* Goal
Write out every entry word for word.

* The input
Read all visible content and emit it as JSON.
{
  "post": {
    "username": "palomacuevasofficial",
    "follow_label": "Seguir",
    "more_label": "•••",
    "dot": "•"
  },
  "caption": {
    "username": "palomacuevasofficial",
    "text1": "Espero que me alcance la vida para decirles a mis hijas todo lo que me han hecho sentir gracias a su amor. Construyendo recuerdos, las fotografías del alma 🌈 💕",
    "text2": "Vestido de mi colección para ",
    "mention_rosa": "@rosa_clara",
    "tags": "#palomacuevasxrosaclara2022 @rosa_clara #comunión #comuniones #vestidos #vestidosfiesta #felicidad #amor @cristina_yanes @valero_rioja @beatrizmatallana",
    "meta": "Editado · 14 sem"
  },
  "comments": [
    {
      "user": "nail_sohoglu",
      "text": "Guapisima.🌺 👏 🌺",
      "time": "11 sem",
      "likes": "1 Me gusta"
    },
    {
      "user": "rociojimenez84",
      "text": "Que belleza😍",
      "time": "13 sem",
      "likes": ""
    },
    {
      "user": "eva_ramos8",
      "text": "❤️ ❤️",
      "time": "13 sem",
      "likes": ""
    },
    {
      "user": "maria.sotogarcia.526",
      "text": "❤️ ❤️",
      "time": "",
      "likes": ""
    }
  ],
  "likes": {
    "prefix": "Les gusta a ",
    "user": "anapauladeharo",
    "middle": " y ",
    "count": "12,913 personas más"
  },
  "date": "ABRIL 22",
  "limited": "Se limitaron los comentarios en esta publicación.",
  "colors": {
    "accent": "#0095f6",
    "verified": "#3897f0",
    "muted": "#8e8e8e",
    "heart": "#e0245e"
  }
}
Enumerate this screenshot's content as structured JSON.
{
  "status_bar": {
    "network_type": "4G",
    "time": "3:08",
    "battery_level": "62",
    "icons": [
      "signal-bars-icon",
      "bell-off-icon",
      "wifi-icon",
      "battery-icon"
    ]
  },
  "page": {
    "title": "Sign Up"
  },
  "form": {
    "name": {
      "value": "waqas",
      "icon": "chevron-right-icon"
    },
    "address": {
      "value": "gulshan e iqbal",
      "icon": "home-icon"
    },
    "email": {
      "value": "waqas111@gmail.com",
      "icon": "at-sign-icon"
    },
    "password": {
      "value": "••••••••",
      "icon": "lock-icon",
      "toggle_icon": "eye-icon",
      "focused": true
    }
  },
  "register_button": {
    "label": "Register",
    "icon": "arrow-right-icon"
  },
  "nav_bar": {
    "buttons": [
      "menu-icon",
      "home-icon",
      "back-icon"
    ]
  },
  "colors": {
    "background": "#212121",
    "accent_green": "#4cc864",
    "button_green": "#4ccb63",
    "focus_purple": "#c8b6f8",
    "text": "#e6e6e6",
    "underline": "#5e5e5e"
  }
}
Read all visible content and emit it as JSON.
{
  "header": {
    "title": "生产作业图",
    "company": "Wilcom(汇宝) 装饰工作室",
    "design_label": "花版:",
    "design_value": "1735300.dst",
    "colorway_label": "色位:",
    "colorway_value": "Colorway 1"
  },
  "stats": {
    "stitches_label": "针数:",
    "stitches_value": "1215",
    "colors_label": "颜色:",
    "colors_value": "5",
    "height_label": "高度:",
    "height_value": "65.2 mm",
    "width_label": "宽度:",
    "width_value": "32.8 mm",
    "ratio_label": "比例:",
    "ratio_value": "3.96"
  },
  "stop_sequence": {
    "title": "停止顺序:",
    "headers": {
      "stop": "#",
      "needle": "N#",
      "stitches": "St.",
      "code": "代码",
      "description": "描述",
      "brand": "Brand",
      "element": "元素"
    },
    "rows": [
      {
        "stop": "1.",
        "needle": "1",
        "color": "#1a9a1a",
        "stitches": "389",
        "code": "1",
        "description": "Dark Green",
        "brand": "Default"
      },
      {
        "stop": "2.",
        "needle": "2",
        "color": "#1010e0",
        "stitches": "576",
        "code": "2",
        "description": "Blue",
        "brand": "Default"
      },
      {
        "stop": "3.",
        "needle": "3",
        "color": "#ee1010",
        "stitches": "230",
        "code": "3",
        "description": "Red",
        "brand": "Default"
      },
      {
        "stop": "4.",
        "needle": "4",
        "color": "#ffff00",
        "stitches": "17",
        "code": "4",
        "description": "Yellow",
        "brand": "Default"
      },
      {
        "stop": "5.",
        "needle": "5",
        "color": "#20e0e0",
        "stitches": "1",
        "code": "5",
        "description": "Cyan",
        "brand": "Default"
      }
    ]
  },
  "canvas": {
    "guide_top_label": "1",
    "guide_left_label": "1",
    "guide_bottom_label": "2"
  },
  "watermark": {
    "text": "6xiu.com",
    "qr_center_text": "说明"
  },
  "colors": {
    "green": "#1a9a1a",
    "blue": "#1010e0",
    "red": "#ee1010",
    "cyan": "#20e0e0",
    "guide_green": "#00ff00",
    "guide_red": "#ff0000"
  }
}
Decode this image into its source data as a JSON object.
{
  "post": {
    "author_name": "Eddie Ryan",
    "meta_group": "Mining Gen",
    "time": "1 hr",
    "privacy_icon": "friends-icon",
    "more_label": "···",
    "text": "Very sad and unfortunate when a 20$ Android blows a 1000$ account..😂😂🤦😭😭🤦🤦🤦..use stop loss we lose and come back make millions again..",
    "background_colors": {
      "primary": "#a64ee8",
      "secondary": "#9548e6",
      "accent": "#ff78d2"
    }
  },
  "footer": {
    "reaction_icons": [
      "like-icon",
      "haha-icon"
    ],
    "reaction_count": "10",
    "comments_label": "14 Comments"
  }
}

* Complete answer
Read all visible content and emit it as JSON.
{
  "post": {
    "username": "palomacuevasofficial",
    "follow_label": "Seguir",
    "more_label": "•••",
    "dot": "•"
  },
  "caption": {
    "username": "palomacuevasofficial",
    "text1": "Espero que me alcance la vida para decirles a mis hijas todo lo que me han hecho sentir gracias a su amor. Construyendo recuerdos, las fotografías del alma 🌈 💕",
    "text2": "Vestido de mi colección para ",
    "mention_rosa": "@rosa_clara",
    "tags": "#palomacuevasxrosaclara2022 @rosa_clara #comunión #comuniones #vestidos #vestidosfiesta #felicidad #amor @cristina_yanes @valero_rioja @beatrizmatallana",
    "meta": "Editado · 14 sem"
  },
  "comments": [
    {
      "user": "nail_sohoglu",
      "text": "Guapisima.🌺 👏 🌺",
      "time": "11 sem",
      "likes": "1 Me gusta"
    },
    {
      "user": "rociojimenez84",
      "text": "Que belleza😍",
      "time": "13 sem",
      "likes": ""
    },
    {
      "user": "eva_ramos8",
      "text": "❤️ ❤️",
      "time": "13 sem",
      "likes": ""
    },
    {
      "user": "maria.sotogarcia.526",
      "text": "❤️ ❤️",
      "time": "",
      "likes": ""
    }
  ],
  "likes": {
    "prefix": "Les gusta a ",
    "user": "anapauladeharo",
    "middle": " y ",
    "count": "12,913 personas más"
  },
  "date": "ABRIL 22",
  "limited": "Se limitaron los comentarios en esta publicación.",
  "colors": {
    "accent": "#0095f6",
    "verified": "#3897f0",
    "muted": "#8e8e8e",
    "heart": "#e0245e"
  }
}
Enumerate this screenshot's content as structured JSON.
{
  "status_bar": {
    "network_type": "4G",
    "time": "3:08",
    "battery_level": "62",
    "icons": [
      "signal-bars-icon",
      "bell-off-icon",
      "wifi-icon",
      "battery-icon"
    ]
  },
  "page": {
    "title": "Sign Up"
  },
  "form": {
    "name": {
      "value": "waqas",
      "icon": "chevron-right-icon"
    },
    "address": {
      "value": "gulshan e iqbal",
      "icon": "home-icon"
    },
    "email": {
      "value": "waqas111@gmail.com",
      "icon": "at-sign-icon"
    },
    "password": {
      "value": "••••••••",
      "icon": "lock-icon",
      "toggle_icon": "eye-icon",
      "focused": true
    }
  },
  "register_button": {
    "label": "Register",
    "icon": "arrow-right-icon"
  },
  "nav_bar": {
    "buttons": [
      "menu-icon",
      "home-icon",
      "back-icon"
    ]
  },
  "colors": {
    "background": "#212121",
    "accent_green": "#4cc864",
    "button_green": "#4ccb63",
    "focus_purple": "#c8b6f8",
    "text": "#e6e6e6",
    "underline": "#5e5e5e"
  }
}
Read all visible content and emit it as JSON.
{
  "header": {
    "title": "生产作业图",
    "company": "Wilcom(汇宝) 装饰工作室",
    "design_label": "花版:",
    "design_value": "1735300.dst",
    "colorway_label": "色位:",
    "colorway_value": "Colorway 1"
  },
  "stats": {
    "stitches_label": "针数:",
    "stitches_value": "1215",
    "colors_label": "颜色:",
    "colors_value": "5",
    "height_label": "高度:",
    "height_value": "65.2 mm",
    "width_label": "宽度:",
    "width_value": "32.8 mm",
    "ratio_label": "比例:",
    "ratio_value": "3.96"
  },
  "stop_sequence": {
    "title": "停止顺序:",
    "headers": {
      "stop": "#",
      "needle": "N#",
      "stitches": "St.",
      "code": "代码",
      "description": "描述",
      "brand": "Brand",
      "element": "元素"
    },
    "rows": [
      {
        "stop": "1.",
        "needle": "1",
        "color": "#1a9a1a",
        "stitches": "389",
        "code": "1",
        "description": "Dark Green",
        "brand": "Default"
      },
      {
        "stop": "2.",
        "needle": "2",
        "color": "#1010e0",
        "stitches": "576",
        "code": "2",
        "description": "Blue",
        "brand": "Default"
      },
      {
        "stop": "3.",
        "needle": "3",
        "color": "#ee1010",
        "stitches": "230",
        "code": "3",
        "description": "Red",
        "brand": "Default"
      },
      {
        "stop": "4.",
        "needle": "4",
        "color": "#ffff00",
        "stitches": "17",
        "code": "4",
        "description": "Yellow",
        "brand": "Default"
      },
      {
        "stop": "5.",
        "needle": "5",
        "color": "#20e0e0",
        "stitches": "1",
        "code": "5",
        "description": "Cyan",
        "brand": "Default"
      }
    ]
  },
  "canvas": {
    "guide_top_label": "1",
    "guide_left_label": "1",
    "guide_bottom_label": "2"
  },
  "watermark": {
    "text": "6xiu.com",
    "qr_center_text": "说明"
  },
  "colors": {
    "green": "#1a9a1a",
    "blue": "#1010e0",
    "red": "#ee1010",
    "cyan": "#20e0e0",
    "guide_green": "#00ff00",
    "guide_red": "#ff0000"
  }
}
Decode this image into its source data as a JSON object.
{
  "post": {
    "author_name": "Eddie Ryan",
    "meta_group": "Mining Gen",
    "time": "1 hr",
    "privacy_icon": "friends-icon",
    "more_label": "···",
    "text": "Very sad and unfortunate when a 20$ Android blows a 1000$ account..😂😂🤦😭😭🤦🤦🤦..use stop loss we lose and come back make millions again..",
    "background_colors": {
      "primary": "#a64ee8",
      "secondary": "#9548e6",
      "accent": "#ff78d2"
    }
  },
  "footer": {
    "reaction_icons": [
      "like-icon",
      "haha-icon"
    ],
    "reaction_count": "10",
    "comments_label": "14 Comments"
  }
}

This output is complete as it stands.